[start]

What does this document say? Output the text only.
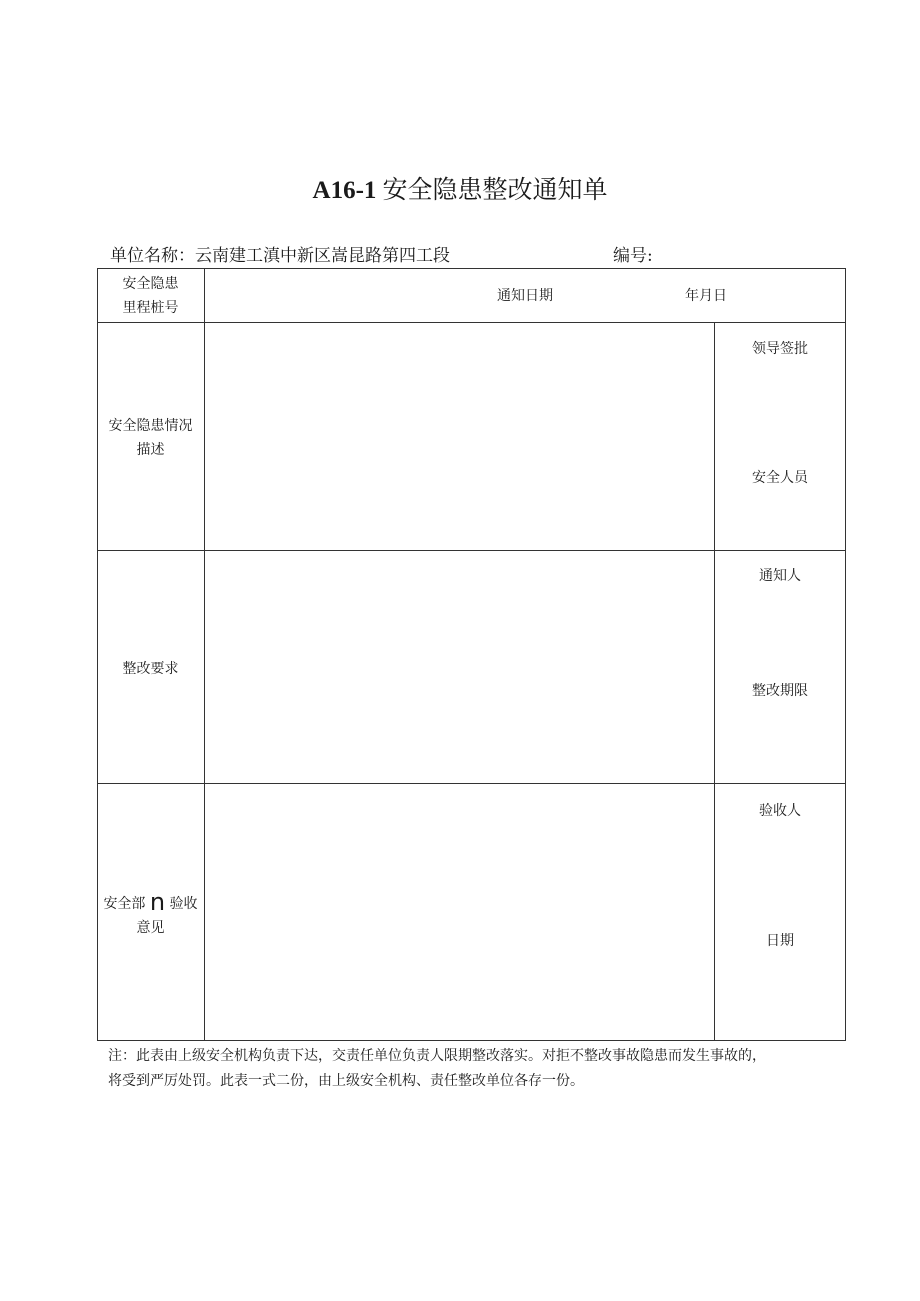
A16-1 安全隐患整改通知单
单位名称：云南建工滇中新区嵩昆路第四工段	编号:
安全隐患
里程桩号
通知日期	年月日
安全隐患情况
描述
领导签批
安全人员
整改要求
通知人
整改期限
安全部 n 验收
意见
验收人
日期
注：此表由上级安全机构负责下达，交责任单位负责人限期整改落实。对拒不整改事故隐患而发生事故的，
将受到严厉处罚。此表一式二份，由上级安全机构、责任整改单位各存一份。
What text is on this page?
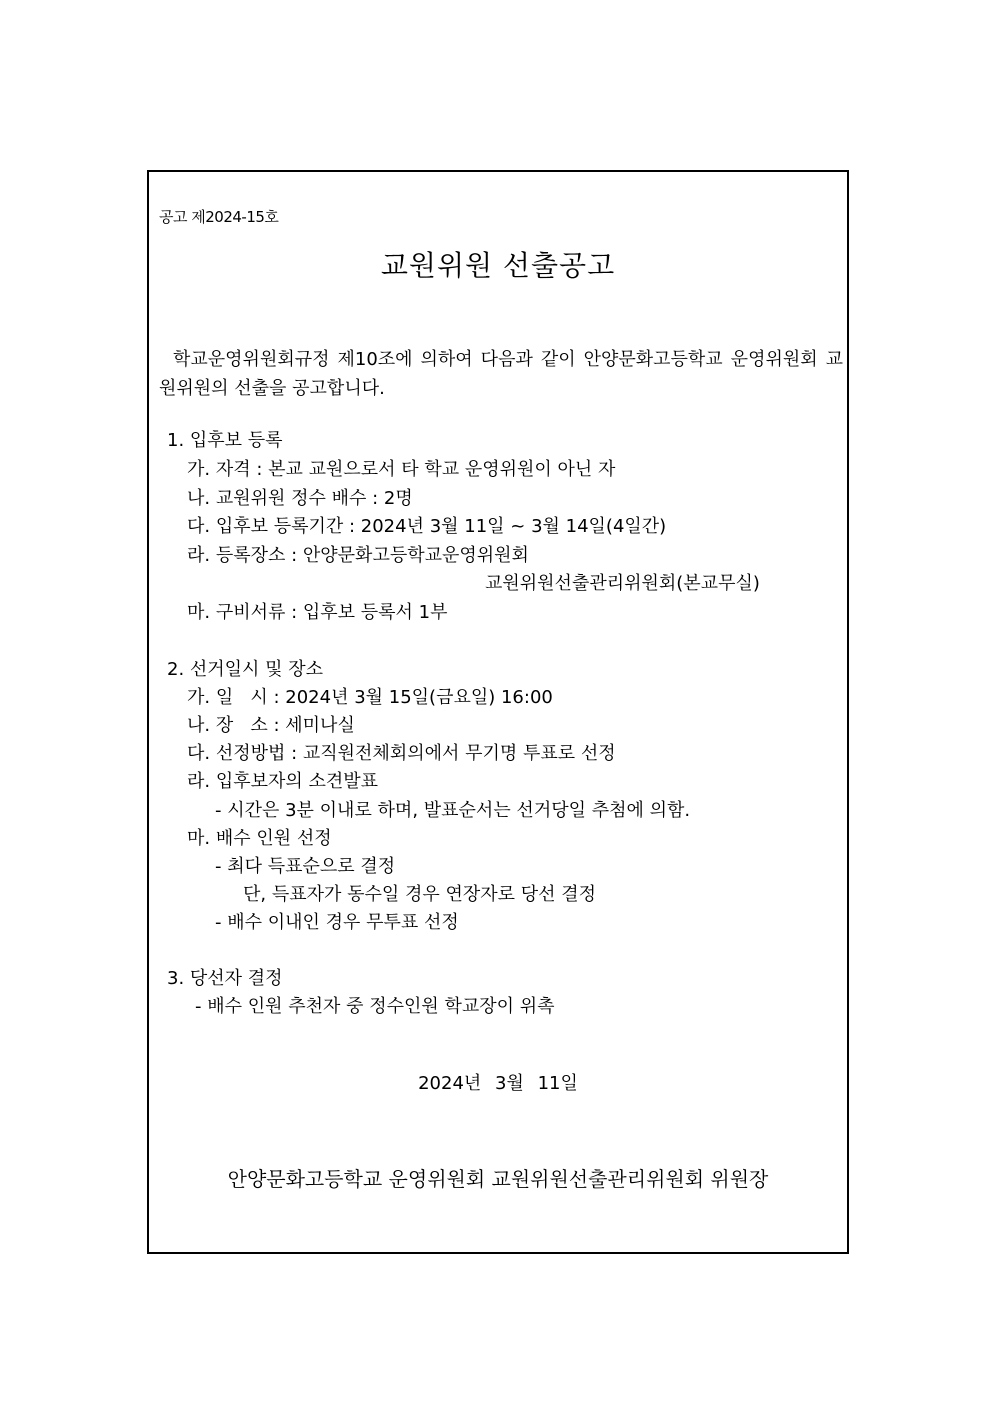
공고 제2024-15호
교원위원 선출공고
학교운영위원회규정 제10조에 의하여 다음과 같이 안양문화고등학교 운영위원회 교원위원의 선출을 공고합니다.
1. 입후보 등록
가. 자격 : 본교 교원으로서 타 학교 운영위원이 아닌 자
나. 교원위원 정수 배수 : 2명
다. 입후보 등록기간 : 2024년 3월 11일 ~ 3월 14일(4일간)
라. 등록장소 : 안양문화고등학교운영위원회
교원위원선출관리위원회(본교무실)
마. 구비서류 : 입후보 등록서 1부
2. 선거일시 및 장소
가. 일   시 : 2024년 3월 15일(금요일) 16:00
나. 장   소 : 세미나실
다. 선정방법 : 교직원전체회의에서 무기명 투표로 선정
라. 입후보자의 소견발표
- 시간은 3분 이내로 하며, 발표순서는 선거당일 추첨에 의함.
마. 배수 인원 선정
- 최다 득표순으로 결정
단, 득표자가 동수일 경우 연장자로 당선 결정
- 배수 이내인 경우 무투표 선정
3. 당선자 결정
- 배수 인원 추천자 중 정수인원 학교장이 위촉
2024년 3월 11일
안양문화고등학교 운영위원회 교원위원선출관리위원회 위원장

[end]

| Instructions to follow |
Keep the pictures out of the copy and return the rest of the data above exactly.

| Correct result |
What does this document say? Output the text only.
A16-1 安全隐患整改通知单
单位名称：云南建工滇中新区嵩昆路第四工段	编号:
安全隐患
里程桩号
通知日期	年月日
安全隐患情况
描述
领导签批
安全人员
整改要求
通知人
整改期限
安全部 n 验收
意见
验收人
日期
注：此表由上级安全机构负责下达，交责任单位负责人限期整改落实。对拒不整改事故隐患而发生事故的，
将受到严厉处罚。此表一式二份，由上级安全机构、责任整改单位各存一份。
What text is on this page?
공고 제2024-15호
교원위원 선출공고
학교운영위원회규정 제10조에 의하여 다음과 같이 안양문화고등학교 운영위원회 교원위원의 선출을 공고합니다.
1. 입후보 등록
가. 자격 : 본교 교원으로서 타 학교 운영위원이 아닌 자
나. 교원위원 정수 배수 : 2명
다. 입후보 등록기간 : 2024년 3월 11일 ~ 3월 14일(4일간)
라. 등록장소 : 안양문화고등학교운영위원회
교원위원선출관리위원회(본교무실)
마. 구비서류 : 입후보 등록서 1부
2. 선거일시 및 장소
가. 일   시 : 2024년 3월 15일(금요일) 16:00
나. 장   소 : 세미나실
다. 선정방법 : 교직원전체회의에서 무기명 투표로 선정
라. 입후보자의 소견발표
- 시간은 3분 이내로 하며, 발표순서는 선거당일 추첨에 의함.
마. 배수 인원 선정
- 최다 득표순으로 결정
단, 득표자가 동수일 경우 연장자로 당선 결정
- 배수 이내인 경우 무투표 선정
3. 당선자 결정
- 배수 인원 추천자 중 정수인원 학교장이 위촉
2024년 3월 11일
안양문화고등학교 운영위원회 교원위원선출관리위원회 위원장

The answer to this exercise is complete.